--- Records for the exercise ---

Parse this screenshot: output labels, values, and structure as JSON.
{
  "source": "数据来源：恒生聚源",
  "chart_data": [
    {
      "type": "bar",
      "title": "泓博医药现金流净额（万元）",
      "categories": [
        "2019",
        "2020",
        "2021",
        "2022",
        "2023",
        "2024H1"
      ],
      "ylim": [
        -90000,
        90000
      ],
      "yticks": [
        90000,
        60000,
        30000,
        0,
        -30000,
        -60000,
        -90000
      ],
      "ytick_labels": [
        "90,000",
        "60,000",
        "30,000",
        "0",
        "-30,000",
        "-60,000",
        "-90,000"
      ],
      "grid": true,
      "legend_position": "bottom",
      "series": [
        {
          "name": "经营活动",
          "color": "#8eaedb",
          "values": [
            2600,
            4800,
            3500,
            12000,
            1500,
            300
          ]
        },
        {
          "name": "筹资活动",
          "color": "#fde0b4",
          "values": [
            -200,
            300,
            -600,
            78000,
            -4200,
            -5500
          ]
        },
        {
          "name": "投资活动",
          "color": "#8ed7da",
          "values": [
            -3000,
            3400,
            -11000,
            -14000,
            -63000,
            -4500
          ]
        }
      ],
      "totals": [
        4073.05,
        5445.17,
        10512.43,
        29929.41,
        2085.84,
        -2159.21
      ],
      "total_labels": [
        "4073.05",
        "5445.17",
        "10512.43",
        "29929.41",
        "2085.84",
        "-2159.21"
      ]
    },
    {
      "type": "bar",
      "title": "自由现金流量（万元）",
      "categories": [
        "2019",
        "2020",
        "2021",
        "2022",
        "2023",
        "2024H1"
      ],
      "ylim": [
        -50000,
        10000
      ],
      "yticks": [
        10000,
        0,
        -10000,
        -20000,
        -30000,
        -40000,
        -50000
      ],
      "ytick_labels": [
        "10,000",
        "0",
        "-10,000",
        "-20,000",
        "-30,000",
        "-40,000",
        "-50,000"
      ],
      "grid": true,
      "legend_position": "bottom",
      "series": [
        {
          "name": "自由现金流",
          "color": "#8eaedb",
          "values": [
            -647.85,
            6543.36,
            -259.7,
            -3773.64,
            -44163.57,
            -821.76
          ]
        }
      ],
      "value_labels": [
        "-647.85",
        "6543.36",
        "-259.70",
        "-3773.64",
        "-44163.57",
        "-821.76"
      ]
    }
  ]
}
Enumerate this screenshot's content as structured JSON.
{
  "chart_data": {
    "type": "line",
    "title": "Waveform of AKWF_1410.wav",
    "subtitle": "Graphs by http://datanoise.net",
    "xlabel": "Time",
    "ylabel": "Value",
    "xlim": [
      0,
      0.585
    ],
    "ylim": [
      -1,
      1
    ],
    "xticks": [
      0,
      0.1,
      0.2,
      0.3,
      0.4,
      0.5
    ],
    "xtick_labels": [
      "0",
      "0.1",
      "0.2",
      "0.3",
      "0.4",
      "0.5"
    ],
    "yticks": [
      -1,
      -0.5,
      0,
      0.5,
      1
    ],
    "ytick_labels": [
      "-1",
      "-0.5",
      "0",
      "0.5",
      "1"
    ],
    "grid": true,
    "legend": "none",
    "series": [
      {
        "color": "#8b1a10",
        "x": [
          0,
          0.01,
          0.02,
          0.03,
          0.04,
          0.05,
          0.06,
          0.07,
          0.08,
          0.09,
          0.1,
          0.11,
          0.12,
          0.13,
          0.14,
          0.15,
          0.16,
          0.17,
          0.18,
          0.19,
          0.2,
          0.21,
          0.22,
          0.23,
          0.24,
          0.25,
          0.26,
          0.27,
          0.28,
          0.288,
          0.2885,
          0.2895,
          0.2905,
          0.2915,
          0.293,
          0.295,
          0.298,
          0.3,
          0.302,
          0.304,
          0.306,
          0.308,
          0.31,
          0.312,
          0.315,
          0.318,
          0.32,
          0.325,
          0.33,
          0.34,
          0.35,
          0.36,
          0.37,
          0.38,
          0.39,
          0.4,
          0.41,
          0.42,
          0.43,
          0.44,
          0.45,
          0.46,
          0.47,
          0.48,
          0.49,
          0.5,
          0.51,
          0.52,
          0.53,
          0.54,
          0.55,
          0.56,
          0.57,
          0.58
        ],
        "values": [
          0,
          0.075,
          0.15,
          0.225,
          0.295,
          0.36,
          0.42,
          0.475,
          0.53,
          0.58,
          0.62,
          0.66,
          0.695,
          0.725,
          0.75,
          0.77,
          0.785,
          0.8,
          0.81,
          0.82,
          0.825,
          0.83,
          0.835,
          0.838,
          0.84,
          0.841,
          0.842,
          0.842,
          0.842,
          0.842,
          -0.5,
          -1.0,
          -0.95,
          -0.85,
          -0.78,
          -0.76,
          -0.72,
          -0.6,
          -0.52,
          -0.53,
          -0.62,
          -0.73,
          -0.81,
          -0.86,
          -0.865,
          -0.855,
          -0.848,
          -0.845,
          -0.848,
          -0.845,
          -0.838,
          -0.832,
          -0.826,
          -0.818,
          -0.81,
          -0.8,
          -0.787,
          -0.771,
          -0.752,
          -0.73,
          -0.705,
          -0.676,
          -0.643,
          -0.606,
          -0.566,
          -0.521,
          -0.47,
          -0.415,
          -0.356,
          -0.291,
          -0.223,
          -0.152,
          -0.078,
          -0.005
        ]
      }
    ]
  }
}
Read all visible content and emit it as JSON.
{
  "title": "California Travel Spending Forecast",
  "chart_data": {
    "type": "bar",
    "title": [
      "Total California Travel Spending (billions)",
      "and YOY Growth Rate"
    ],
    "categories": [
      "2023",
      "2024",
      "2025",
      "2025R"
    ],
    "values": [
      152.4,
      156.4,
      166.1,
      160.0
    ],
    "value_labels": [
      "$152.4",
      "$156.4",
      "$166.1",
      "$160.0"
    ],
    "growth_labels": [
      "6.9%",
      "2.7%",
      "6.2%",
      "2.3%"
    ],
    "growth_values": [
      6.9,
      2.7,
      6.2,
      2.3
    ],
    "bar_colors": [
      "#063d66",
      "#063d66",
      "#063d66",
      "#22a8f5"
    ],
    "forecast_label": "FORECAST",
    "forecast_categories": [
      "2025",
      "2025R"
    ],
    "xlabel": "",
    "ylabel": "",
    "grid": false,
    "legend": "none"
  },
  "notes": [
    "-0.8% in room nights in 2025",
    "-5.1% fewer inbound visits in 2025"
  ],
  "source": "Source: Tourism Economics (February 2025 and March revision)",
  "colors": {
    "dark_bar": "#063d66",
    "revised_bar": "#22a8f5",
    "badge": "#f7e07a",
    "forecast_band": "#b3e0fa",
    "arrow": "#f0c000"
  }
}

---

■ Your goal
Exactly reproduce all of the entries.

■ Exercise response
Parse this screenshot: output labels, values, and structure as JSON.
{
  "source": "数据来源：恒生聚源",
  "chart_data": [
    {
      "type": "bar",
      "title": "泓博医药现金流净额（万元）",
      "categories": [
        "2019",
        "2020",
        "2021",
        "2022",
        "2023",
        "2024H1"
      ],
      "ylim": [
        -90000,
        90000
      ],
      "yticks": [
        90000,
        60000,
        30000,
        0,
        -30000,
        -60000,
        -90000
      ],
      "ytick_labels": [
        "90,000",
        "60,000",
        "30,000",
        "0",
        "-30,000",
        "-60,000",
        "-90,000"
      ],
      "grid": true,
      "legend_position": "bottom",
      "series": [
        {
          "name": "经营活动",
          "color": "#8eaedb",
          "values": [
            2600,
            4800,
            3500,
            12000,
            1500,
            300
          ]
        },
        {
          "name": "筹资活动",
          "color": "#fde0b4",
          "values": [
            -200,
            300,
            -600,
            78000,
            -4200,
            -5500
          ]
        },
        {
          "name": "投资活动",
          "color": "#8ed7da",
          "values": [
            -3000,
            3400,
            -11000,
            -14000,
            -63000,
            -4500
          ]
        }
      ],
      "totals": [
        4073.05,
        5445.17,
        10512.43,
        29929.41,
        2085.84,
        -2159.21
      ],
      "total_labels": [
        "4073.05",
        "5445.17",
        "10512.43",
        "29929.41",
        "2085.84",
        "-2159.21"
      ]
    },
    {
      "type": "bar",
      "title": "自由现金流量（万元）",
      "categories": [
        "2019",
        "2020",
        "2021",
        "2022",
        "2023",
        "2024H1"
      ],
      "ylim": [
        -50000,
        10000
      ],
      "yticks": [
        10000,
        0,
        -10000,
        -20000,
        -30000,
        -40000,
        -50000
      ],
      "ytick_labels": [
        "10,000",
        "0",
        "-10,000",
        "-20,000",
        "-30,000",
        "-40,000",
        "-50,000"
      ],
      "grid": true,
      "legend_position": "bottom",
      "series": [
        {
          "name": "自由现金流",
          "color": "#8eaedb",
          "values": [
            -647.85,
            6543.36,
            -259.7,
            -3773.64,
            -44163.57,
            -821.76
          ]
        }
      ],
      "value_labels": [
        "-647.85",
        "6543.36",
        "-259.70",
        "-3773.64",
        "-44163.57",
        "-821.76"
      ]
    }
  ]
}
Enumerate this screenshot's content as structured JSON.
{
  "chart_data": {
    "type": "line",
    "title": "Waveform of AKWF_1410.wav",
    "subtitle": "Graphs by http://datanoise.net",
    "xlabel": "Time",
    "ylabel": "Value",
    "xlim": [
      0,
      0.585
    ],
    "ylim": [
      -1,
      1
    ],
    "xticks": [
      0,
      0.1,
      0.2,
      0.3,
      0.4,
      0.5
    ],
    "xtick_labels": [
      "0",
      "0.1",
      "0.2",
      "0.3",
      "0.4",
      "0.5"
    ],
    "yticks": [
      -1,
      -0.5,
      0,
      0.5,
      1
    ],
    "ytick_labels": [
      "-1",
      "-0.5",
      "0",
      "0.5",
      "1"
    ],
    "grid": true,
    "legend": "none",
    "series": [
      {
        "color": "#8b1a10",
        "x": [
          0,
          0.01,
          0.02,
          0.03,
          0.04,
          0.05,
          0.06,
          0.07,
          0.08,
          0.09,
          0.1,
          0.11,
          0.12,
          0.13,
          0.14,
          0.15,
          0.16,
          0.17,
          0.18,
          0.19,
          0.2,
          0.21,
          0.22,
          0.23,
          0.24,
          0.25,
          0.26,
          0.27,
          0.28,
          0.288,
          0.2885,
          0.2895,
          0.2905,
          0.2915,
          0.293,
          0.295,
          0.298,
          0.3,
          0.302,
          0.304,
          0.306,
          0.308,
          0.31,
          0.312,
          0.315,
          0.318,
          0.32,
          0.325,
          0.33,
          0.34,
          0.35,
          0.36,
          0.37,
          0.38,
          0.39,
          0.4,
          0.41,
          0.42,
          0.43,
          0.44,
          0.45,
          0.46,
          0.47,
          0.48,
          0.49,
          0.5,
          0.51,
          0.52,
          0.53,
          0.54,
          0.55,
          0.56,
          0.57,
          0.58
        ],
        "values": [
          0,
          0.075,
          0.15,
          0.225,
          0.295,
          0.36,
          0.42,
          0.475,
          0.53,
          0.58,
          0.62,
          0.66,
          0.695,
          0.725,
          0.75,
          0.77,
          0.785,
          0.8,
          0.81,
          0.82,
          0.825,
          0.83,
          0.835,
          0.838,
          0.84,
          0.841,
          0.842,
          0.842,
          0.842,
          0.842,
          -0.5,
          -1.0,
          -0.95,
          -0.85,
          -0.78,
          -0.76,
          -0.72,
          -0.6,
          -0.52,
          -0.53,
          -0.62,
          -0.73,
          -0.81,
          -0.86,
          -0.865,
          -0.855,
          -0.848,
          -0.845,
          -0.848,
          -0.845,
          -0.838,
          -0.832,
          -0.826,
          -0.818,
          -0.81,
          -0.8,
          -0.787,
          -0.771,
          -0.752,
          -0.73,
          -0.705,
          -0.676,
          -0.643,
          -0.606,
          -0.566,
          -0.521,
          -0.47,
          -0.415,
          -0.356,
          -0.291,
          -0.223,
          -0.152,
          -0.078,
          -0.005
        ]
      }
    ]
  }
}
Read all visible content and emit it as JSON.
{
  "title": "California Travel Spending Forecast",
  "chart_data": {
    "type": "bar",
    "title": [
      "Total California Travel Spending (billions)",
      "and YOY Growth Rate"
    ],
    "categories": [
      "2023",
      "2024",
      "2025",
      "2025R"
    ],
    "values": [
      152.4,
      156.4,
      166.1,
      160.0
    ],
    "value_labels": [
      "$152.4",
      "$156.4",
      "$166.1",
      "$160.0"
    ],
    "growth_labels": [
      "6.9%",
      "2.7%",
      "6.2%",
      "2.3%"
    ],
    "growth_values": [
      6.9,
      2.7,
      6.2,
      2.3
    ],
    "bar_colors": [
      "#063d66",
      "#063d66",
      "#063d66",
      "#22a8f5"
    ],
    "forecast_label": "FORECAST",
    "forecast_categories": [
      "2025",
      "2025R"
    ],
    "xlabel": "",
    "ylabel": "",
    "grid": false,
    "legend": "none"
  },
  "notes": [
    "-0.8% in room nights in 2025",
    "-5.1% fewer inbound visits in 2025"
  ],
  "source": "Source: Tourism Economics (February 2025 and March revision)",
  "colors": {
    "dark_bar": "#063d66",
    "revised_bar": "#22a8f5",
    "badge": "#f7e07a",
    "forecast_band": "#b3e0fa",
    "arrow": "#f0c000"
  }
}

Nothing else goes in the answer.